===== THE INPUT

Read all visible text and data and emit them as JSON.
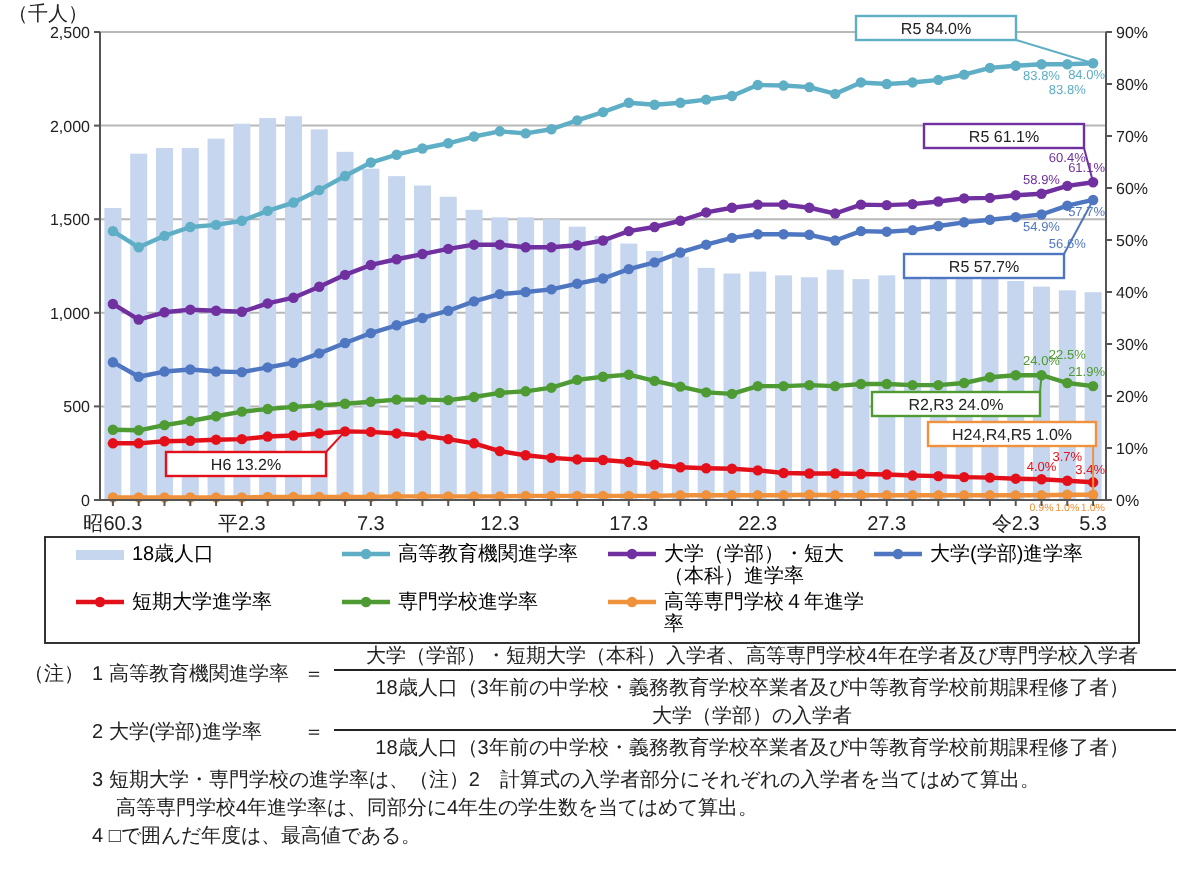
{
  "chart_data": {
    "type": "bar",
    "ylabel": "（千人）",
    "categories": [
      "昭60.3",
      null,
      null,
      null,
      null,
      "平2.3",
      null,
      null,
      null,
      null,
      "7.3",
      null,
      null,
      null,
      null,
      "12.3",
      null,
      null,
      null,
      null,
      "17.3",
      null,
      null,
      null,
      null,
      "22.3",
      null,
      null,
      null,
      null,
      "27.3",
      null,
      null,
      null,
      null,
      "令2.3",
      null,
      null,
      "5.3"
    ],
    "ylim": [
      0,
      2500
    ],
    "yticks": [
      0,
      500,
      {
        "value": 1000,
        "label": "1,000"
      },
      {
        "value": 1500,
        "label": "1,500"
      },
      {
        "value": 2000,
        "label": "2,000"
      },
      {
        "value": 2500,
        "label": "2,500"
      }
    ],
    "y2lim": [
      0,
      90
    ],
    "y2ticks": [
      {
        "value": 0,
        "label": "0%"
      },
      {
        "value": 10,
        "label": "10%"
      },
      {
        "value": 20,
        "label": "20%"
      },
      {
        "value": 30,
        "label": "30%"
      },
      {
        "value": 40,
        "label": "40%"
      },
      {
        "value": 50,
        "label": "50%"
      },
      {
        "value": 60,
        "label": "60%"
      },
      {
        "value": 70,
        "label": "70%"
      },
      {
        "value": 80,
        "label": "80%"
      },
      {
        "value": 90,
        "label": "90%"
      }
    ],
    "grid": "y",
    "legend": "bottom",
    "marker": "circle",
    "line_style": "solid",
    "series": [
      {
        "name": "18歳人口",
        "color": "#c6d6ee",
        "values": [
          1560,
          1850,
          1880,
          1880,
          1930,
          2010,
          2040,
          2050,
          1980,
          1860,
          1770,
          1730,
          1680,
          1620,
          1550,
          1510,
          1510,
          1500,
          1460,
          1410,
          1370,
          1330,
          1300,
          1240,
          1210,
          1220,
          1200,
          1190,
          1230,
          1180,
          1200,
          1190,
          1200,
          1180,
          1180,
          1170,
          1140,
          1120,
          1110
        ]
      },
      {
        "name": "高等教育機関進学率",
        "type": "line",
        "axis": "y2",
        "color": "#5eaec6",
        "values": [
          51.7,
          48.6,
          50.8,
          52.5,
          52.9,
          53.7,
          55.6,
          57.2,
          59.6,
          62.3,
          64.9,
          66.4,
          67.6,
          68.6,
          69.9,
          70.9,
          70.5,
          71.3,
          73.0,
          74.6,
          76.4,
          76.0,
          76.4,
          77.0,
          77.7,
          79.8,
          79.7,
          79.4,
          78.1,
          80.3,
          80.0,
          80.3,
          80.8,
          81.8,
          83.1,
          83.5,
          83.8,
          83.8,
          84.0
        ],
        "value_labels": [
          null,
          null,
          null,
          null,
          null,
          null,
          null,
          null,
          null,
          null,
          null,
          null,
          null,
          null,
          null,
          null,
          null,
          null,
          null,
          null,
          null,
          null,
          null,
          null,
          null,
          null,
          null,
          null,
          null,
          null,
          null,
          null,
          null,
          null,
          null,
          null,
          "83.8%",
          "83.8%",
          "84.0%"
        ]
      },
      {
        "name": "大学（学部）・短大（本科）進学率",
        "type": "line",
        "axis": "y2",
        "color": "#7030a0",
        "values": [
          37.7,
          34.7,
          36.1,
          36.6,
          36.4,
          36.2,
          37.8,
          38.9,
          41.0,
          43.3,
          45.2,
          46.3,
          47.3,
          48.3,
          49.1,
          49.1,
          48.6,
          48.6,
          49.0,
          49.9,
          51.7,
          52.5,
          53.7,
          55.3,
          56.2,
          56.8,
          56.8,
          56.2,
          55.1,
          56.8,
          56.7,
          56.9,
          57.4,
          58.0,
          58.1,
          58.6,
          58.9,
          60.4,
          61.1
        ],
        "value_labels": [
          null,
          null,
          null,
          null,
          null,
          null,
          null,
          null,
          null,
          null,
          null,
          null,
          null,
          null,
          null,
          null,
          null,
          null,
          null,
          null,
          null,
          null,
          null,
          null,
          null,
          null,
          null,
          null,
          null,
          null,
          null,
          null,
          null,
          null,
          null,
          null,
          "58.9%",
          "60.4%",
          "61.1%"
        ]
      },
      {
        "name": "大学(学部)進学率",
        "type": "line",
        "axis": "y2",
        "color": "#4f76c0",
        "values": [
          26.5,
          23.7,
          24.7,
          25.1,
          24.7,
          24.6,
          25.5,
          26.4,
          28.2,
          30.2,
          32.1,
          33.6,
          35.0,
          36.4,
          38.2,
          39.6,
          40.0,
          40.5,
          41.6,
          42.6,
          44.4,
          45.7,
          47.6,
          49.1,
          50.4,
          51.1,
          51.1,
          51.0,
          49.9,
          51.7,
          51.6,
          51.9,
          52.7,
          53.4,
          53.9,
          54.4,
          54.9,
          56.6,
          57.7
        ],
        "value_labels": [
          null,
          null,
          null,
          null,
          null,
          null,
          null,
          null,
          null,
          null,
          null,
          null,
          null,
          null,
          null,
          null,
          null,
          null,
          null,
          null,
          null,
          null,
          null,
          null,
          null,
          null,
          null,
          null,
          null,
          null,
          null,
          null,
          null,
          null,
          null,
          null,
          "54.9%",
          "56.6%",
          "57.7%"
        ]
      },
      {
        "name": "短期大学進学率",
        "type": "line",
        "axis": "y2",
        "color": "#e3101a",
        "values": [
          10.9,
          10.9,
          11.3,
          11.4,
          11.6,
          11.7,
          12.2,
          12.4,
          12.8,
          13.2,
          13.1,
          12.8,
          12.4,
          11.7,
          10.9,
          9.4,
          8.6,
          8.1,
          7.8,
          7.7,
          7.3,
          6.8,
          6.3,
          6.1,
          6.0,
          5.7,
          5.2,
          5.1,
          5.1,
          5.0,
          4.9,
          4.7,
          4.6,
          4.4,
          4.3,
          4.1,
          4.0,
          3.7,
          3.4
        ],
        "value_labels": [
          null,
          null,
          null,
          null,
          null,
          null,
          null,
          null,
          null,
          null,
          null,
          null,
          null,
          null,
          null,
          null,
          null,
          null,
          null,
          null,
          null,
          null,
          null,
          null,
          null,
          null,
          null,
          null,
          null,
          null,
          null,
          null,
          null,
          null,
          null,
          null,
          "4.0%",
          "3.7%",
          "3.4%"
        ]
      },
      {
        "name": "専門学校進学率",
        "type": "line",
        "axis": "y2",
        "color": "#4e9a33",
        "values": [
          13.5,
          13.4,
          14.4,
          15.2,
          16.1,
          17.0,
          17.5,
          17.9,
          18.2,
          18.5,
          18.9,
          19.3,
          19.3,
          19.2,
          19.8,
          20.6,
          20.9,
          21.6,
          23.1,
          23.7,
          24.1,
          22.9,
          21.8,
          20.7,
          20.4,
          21.9,
          21.9,
          22.1,
          21.9,
          22.3,
          22.3,
          22.1,
          22.1,
          22.5,
          23.6,
          24.0,
          24.0,
          22.5,
          21.9
        ],
        "value_labels": [
          null,
          null,
          null,
          null,
          null,
          null,
          null,
          null,
          null,
          null,
          null,
          null,
          null,
          null,
          null,
          null,
          null,
          null,
          null,
          null,
          null,
          null,
          null,
          null,
          null,
          null,
          null,
          null,
          null,
          null,
          null,
          null,
          null,
          null,
          null,
          null,
          "24.0%",
          "22.5%",
          "21.9%"
        ]
      },
      {
        "name": "高等専門学校４年進学率",
        "type": "line",
        "axis": "y2",
        "color": "#f0913b",
        "values": [
          0.5,
          0.5,
          0.5,
          0.5,
          0.5,
          0.5,
          0.6,
          0.6,
          0.6,
          0.6,
          0.6,
          0.7,
          0.7,
          0.7,
          0.7,
          0.7,
          0.8,
          0.8,
          0.8,
          0.8,
          0.8,
          0.8,
          0.9,
          0.9,
          0.9,
          0.9,
          0.9,
          1.0,
          0.9,
          0.9,
          0.9,
          0.9,
          0.9,
          0.9,
          0.9,
          0.9,
          0.9,
          1.0,
          1.0
        ],
        "value_labels": [
          null,
          null,
          null,
          null,
          null,
          null,
          null,
          null,
          null,
          null,
          null,
          null,
          null,
          null,
          null,
          null,
          null,
          null,
          null,
          null,
          null,
          null,
          null,
          null,
          null,
          null,
          null,
          null,
          null,
          null,
          null,
          null,
          null,
          null,
          null,
          null,
          "0.9%",
          "1.0%",
          "1.0%"
        ]
      }
    ],
    "annotations": [
      "（注）",
      "1 高等教育機関進学率",
      "＝",
      "大学（学部）・短期大学（本科）入学者、高等専門学校4年在学者及び専門学校入学者",
      "18歳人口（3年前の中学校・義務教育学校卒業者及び中等教育学校前期課程修了者）",
      "2 大学(学部)進学率",
      "＝",
      "大学（学部）の入学者",
      "18歳人口（3年前の中学校・義務教育学校卒業者及び中等教育学校前期課程修了者）",
      "3 短期大学・専門学校の進学率は、（注）2　計算式の入学者部分にそれぞれの入学者を当てはめて算出。",
      "高等専門学校4年進学率は、同部分に4年生の学生数を当てはめて算出。",
      "4 □で囲んだ年度は、最高値である。",
      "R5  84.0%",
      "R5  61.1%",
      "R5  57.7%",
      "R2,R3  24.0%",
      "H24,R4,R5  1.0%",
      "H6  13.2%"
    ]
  }
}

==========

Among the entries above, identify all lines with "color" and copy them.

        "color": "#c6d6ee",
        "color": "#5eaec6",
        "color": "#7030a0",
        "color": "#4f76c0",
        "color": "#e3101a",
        "color": "#4e9a33",
        "color": "#f0913b",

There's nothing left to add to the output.